Goal> Output the material below in its entirety, exactly as given.

Task input>
⁂

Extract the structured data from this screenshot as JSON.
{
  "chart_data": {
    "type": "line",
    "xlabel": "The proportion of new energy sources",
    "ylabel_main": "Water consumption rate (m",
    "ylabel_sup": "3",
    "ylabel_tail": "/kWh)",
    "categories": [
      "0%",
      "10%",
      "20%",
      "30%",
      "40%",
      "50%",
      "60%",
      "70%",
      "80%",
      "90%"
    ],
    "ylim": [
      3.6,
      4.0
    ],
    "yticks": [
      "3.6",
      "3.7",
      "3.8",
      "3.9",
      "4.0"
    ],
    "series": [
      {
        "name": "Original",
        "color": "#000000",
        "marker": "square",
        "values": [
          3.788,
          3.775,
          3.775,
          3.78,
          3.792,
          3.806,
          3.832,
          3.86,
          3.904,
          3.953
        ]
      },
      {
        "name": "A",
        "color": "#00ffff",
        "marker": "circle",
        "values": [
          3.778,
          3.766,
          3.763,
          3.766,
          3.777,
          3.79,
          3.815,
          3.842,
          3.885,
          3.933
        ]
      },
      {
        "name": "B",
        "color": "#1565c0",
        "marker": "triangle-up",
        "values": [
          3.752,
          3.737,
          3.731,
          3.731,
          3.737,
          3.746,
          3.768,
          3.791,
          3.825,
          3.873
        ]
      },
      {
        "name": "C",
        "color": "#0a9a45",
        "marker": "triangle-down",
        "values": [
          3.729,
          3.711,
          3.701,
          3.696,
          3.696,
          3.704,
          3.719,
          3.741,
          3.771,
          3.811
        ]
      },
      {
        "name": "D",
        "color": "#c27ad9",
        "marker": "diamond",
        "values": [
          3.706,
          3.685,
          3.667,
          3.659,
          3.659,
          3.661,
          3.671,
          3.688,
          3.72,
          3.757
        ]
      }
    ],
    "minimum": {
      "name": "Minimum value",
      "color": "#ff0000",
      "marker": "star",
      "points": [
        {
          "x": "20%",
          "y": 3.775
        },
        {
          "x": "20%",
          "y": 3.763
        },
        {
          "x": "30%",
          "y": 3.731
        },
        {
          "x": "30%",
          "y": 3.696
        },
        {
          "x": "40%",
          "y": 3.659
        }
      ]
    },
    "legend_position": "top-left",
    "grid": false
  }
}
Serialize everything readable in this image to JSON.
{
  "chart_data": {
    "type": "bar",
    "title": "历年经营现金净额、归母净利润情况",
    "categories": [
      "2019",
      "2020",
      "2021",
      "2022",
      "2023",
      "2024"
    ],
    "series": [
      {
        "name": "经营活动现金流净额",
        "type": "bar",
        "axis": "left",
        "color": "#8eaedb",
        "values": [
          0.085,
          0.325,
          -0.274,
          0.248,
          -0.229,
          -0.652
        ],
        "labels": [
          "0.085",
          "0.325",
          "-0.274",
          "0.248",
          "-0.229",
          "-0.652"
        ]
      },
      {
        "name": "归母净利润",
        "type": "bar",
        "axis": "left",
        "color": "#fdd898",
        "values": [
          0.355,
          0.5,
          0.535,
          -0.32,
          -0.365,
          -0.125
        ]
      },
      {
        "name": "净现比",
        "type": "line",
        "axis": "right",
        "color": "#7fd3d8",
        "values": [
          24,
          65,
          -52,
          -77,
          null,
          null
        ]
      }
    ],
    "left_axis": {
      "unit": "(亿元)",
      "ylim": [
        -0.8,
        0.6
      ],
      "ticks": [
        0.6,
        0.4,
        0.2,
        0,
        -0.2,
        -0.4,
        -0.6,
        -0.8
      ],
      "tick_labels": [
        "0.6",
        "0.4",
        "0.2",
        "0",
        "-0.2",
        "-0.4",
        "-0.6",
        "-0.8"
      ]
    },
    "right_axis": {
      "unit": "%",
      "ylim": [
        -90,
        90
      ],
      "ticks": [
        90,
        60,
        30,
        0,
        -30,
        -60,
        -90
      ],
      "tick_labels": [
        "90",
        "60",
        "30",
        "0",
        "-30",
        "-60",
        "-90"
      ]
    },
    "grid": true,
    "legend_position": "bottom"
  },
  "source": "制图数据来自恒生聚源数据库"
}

⁂

Response>
Extract the structured data from this screenshot as JSON.
{
  "chart_data": {
    "type": "line",
    "xlabel": "The proportion of new energy sources",
    "ylabel_main": "Water consumption rate (m",
    "ylabel_sup": "3",
    "ylabel_tail": "/kWh)",
    "categories": [
      "0%",
      "10%",
      "20%",
      "30%",
      "40%",
      "50%",
      "60%",
      "70%",
      "80%",
      "90%"
    ],
    "ylim": [
      3.6,
      4.0
    ],
    "yticks": [
      "3.6",
      "3.7",
      "3.8",
      "3.9",
      "4.0"
    ],
    "series": [
      {
        "name": "Original",
        "color": "#000000",
        "marker": "square",
        "values": [
          3.788,
          3.775,
          3.775,
          3.78,
          3.792,
          3.806,
          3.832,
          3.86,
          3.904,
          3.953
        ]
      },
      {
        "name": "A",
        "color": "#00ffff",
        "marker": "circle",
        "values": [
          3.778,
          3.766,
          3.763,
          3.766,
          3.777,
          3.79,
          3.815,
          3.842,
          3.885,
          3.933
        ]
      },
      {
        "name": "B",
        "color": "#1565c0",
        "marker": "triangle-up",
        "values": [
          3.752,
          3.737,
          3.731,
          3.731,
          3.737,
          3.746,
          3.768,
          3.791,
          3.825,
          3.873
        ]
      },
      {
        "name": "C",
        "color": "#0a9a45",
        "marker": "triangle-down",
        "values": [
          3.729,
          3.711,
          3.701,
          3.696,
          3.696,
          3.704,
          3.719,
          3.741,
          3.771,
          3.811
        ]
      },
      {
        "name": "D",
        "color": "#c27ad9",
        "marker": "diamond",
        "values": [
          3.706,
          3.685,
          3.667,
          3.659,
          3.659,
          3.661,
          3.671,
          3.688,
          3.72,
          3.757
        ]
      }
    ],
    "minimum": {
      "name": "Minimum value",
      "color": "#ff0000",
      "marker": "star",
      "points": [
        {
          "x": "20%",
          "y": 3.775
        },
        {
          "x": "20%",
          "y": 3.763
        },
        {
          "x": "30%",
          "y": 3.731
        },
        {
          "x": "30%",
          "y": 3.696
        },
        {
          "x": "40%",
          "y": 3.659
        }
      ]
    },
    "legend_position": "top-left",
    "grid": false
  }
}
Serialize everything readable in this image to JSON.
{
  "chart_data": {
    "type": "bar",
    "title": "历年经营现金净额、归母净利润情况",
    "categories": [
      "2019",
      "2020",
      "2021",
      "2022",
      "2023",
      "2024"
    ],
    "series": [
      {
        "name": "经营活动现金流净额",
        "type": "bar",
        "axis": "left",
        "color": "#8eaedb",
        "values": [
          0.085,
          0.325,
          -0.274,
          0.248,
          -0.229,
          -0.652
        ],
        "labels": [
          "0.085",
          "0.325",
          "-0.274",
          "0.248",
          "-0.229",
          "-0.652"
        ]
      },
      {
        "name": "归母净利润",
        "type": "bar",
        "axis": "left",
        "color": "#fdd898",
        "values": [
          0.355,
          0.5,
          0.535,
          -0.32,
          -0.365,
          -0.125
        ]
      },
      {
        "name": "净现比",
        "type": "line",
        "axis": "right",
        "color": "#7fd3d8",
        "values": [
          24,
          65,
          -52,
          -77,
          null,
          null
        ]
      }
    ],
    "left_axis": {
      "unit": "(亿元)",
      "ylim": [
        -0.8,
        0.6
      ],
      "ticks": [
        0.6,
        0.4,
        0.2,
        0,
        -0.2,
        -0.4,
        -0.6,
        -0.8
      ],
      "tick_labels": [
        "0.6",
        "0.4",
        "0.2",
        "0",
        "-0.2",
        "-0.4",
        "-0.6",
        "-0.8"
      ]
    },
    "right_axis": {
      "unit": "%",
      "ylim": [
        -90,
        90
      ],
      "ticks": [
        90,
        60,
        30,
        0,
        -30,
        -60,
        -90
      ],
      "tick_labels": [
        "90",
        "60",
        "30",
        "0",
        "-30",
        "-60",
        "-90"
      ]
    },
    "grid": true,
    "legend_position": "bottom"
  },
  "source": "制图数据来自恒生聚源数据库"
}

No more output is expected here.